WHAT YOU ARE ASKED TO DO
Wherever the word "Takoma" appears in a line, extract that line.

RAW RECORDS
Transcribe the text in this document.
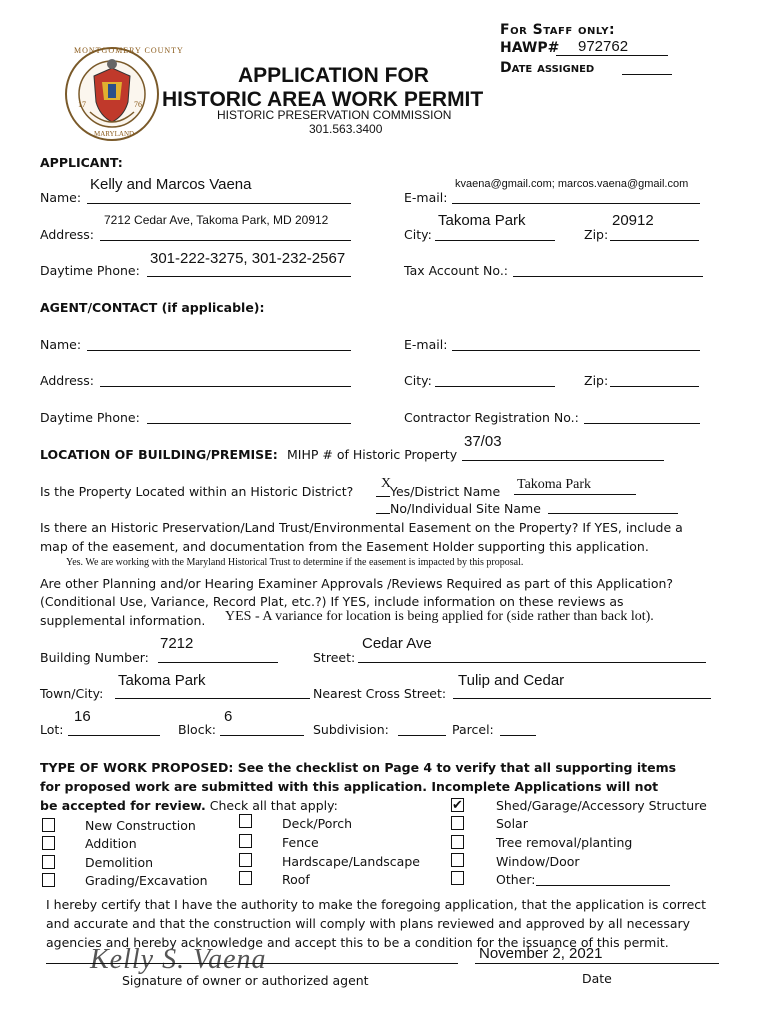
For Staff only:
HAWP# 972762
Date assigned
MONTGOMERY COUNTY
MARYLAND
17	76
APPLICATION FOR
HISTORIC AREA WORK PERMIT
HISTORIC PRESERVATION COMMISSION
301.563.3400
APPLICANT:
Name:
Kelly and Marcos Vaena
E-mail:
kvaena@gmail.com; marcos.vaena@gmail.com
Address:
7212 Cedar Ave, Takoma Park, MD 20912
City:
Takoma Park
Zip:
20912
Daytime Phone:
301-222-3275, 301-232-2567
Tax Account No.:
AGENT/CONTACT (if applicable):
Name:	E-mail:
Address:	City:	Zip:
Daytime Phone:	Contractor Registration No.:
LOCATION OF BUILDING/PREMISE: MIHP # of Historic Property
37/03
Is the Property Located within an Historic District?
X
Yes/District Name Takoma Park
No/Individual Site Name
Is there an Historic Preservation/Land Trust/Environmental Easement on the Property? If YES, include a
map of the easement, and documentation from the Easement Holder supporting this application.
Yes. We are working with the Maryland Historical Trust to determine if the easement is impacted by this proposal.
Are other Planning and/or Hearing Examiner Approvals /Reviews Required as part of this Application?
(Conditional Use, Variance, Record Plat, etc.?) If YES, include information on these reviews as
supplemental information. YES - A variance for location is being applied for (side rather than back lot).
Building Number:
7212
Street:
Cedar Ave
Town/City:
Takoma Park
Nearest Cross Street:
Tulip and Cedar
Lot:
16
Block:
6
Subdivision:	Parcel:
TYPE OF WORK PROPOSED: See the checklist on Page 4 to verify that all supporting items
for proposed work are submitted with this application. Incomplete Applications will not
be accepted for review. Check all that apply:
New Construction
Addition
Demolition
Grading/Excavation
Deck/Porch
Fence
Hardscape/Landscape
Roof
✔	Shed/Garage/Accessory Structure
Solar
Tree removal/planting
Window/Door
Other:
I hereby certify that I have the authority to make the foregoing application, that the application is correct
and accurate and that the construction will comply with plans reviewed and approved by all necessary
agencies and hereby acknowledge and accept this to be a condition for the issuance of this permit.
Kelly S. Vaena	November 2, 2021
Signature of owner or authorized agent	Date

TASK OUTPUT
7212 Cedar Ave, Takoma Park, MD 20912
Takoma Park
Yes/District Name Takoma Park
Takoma Park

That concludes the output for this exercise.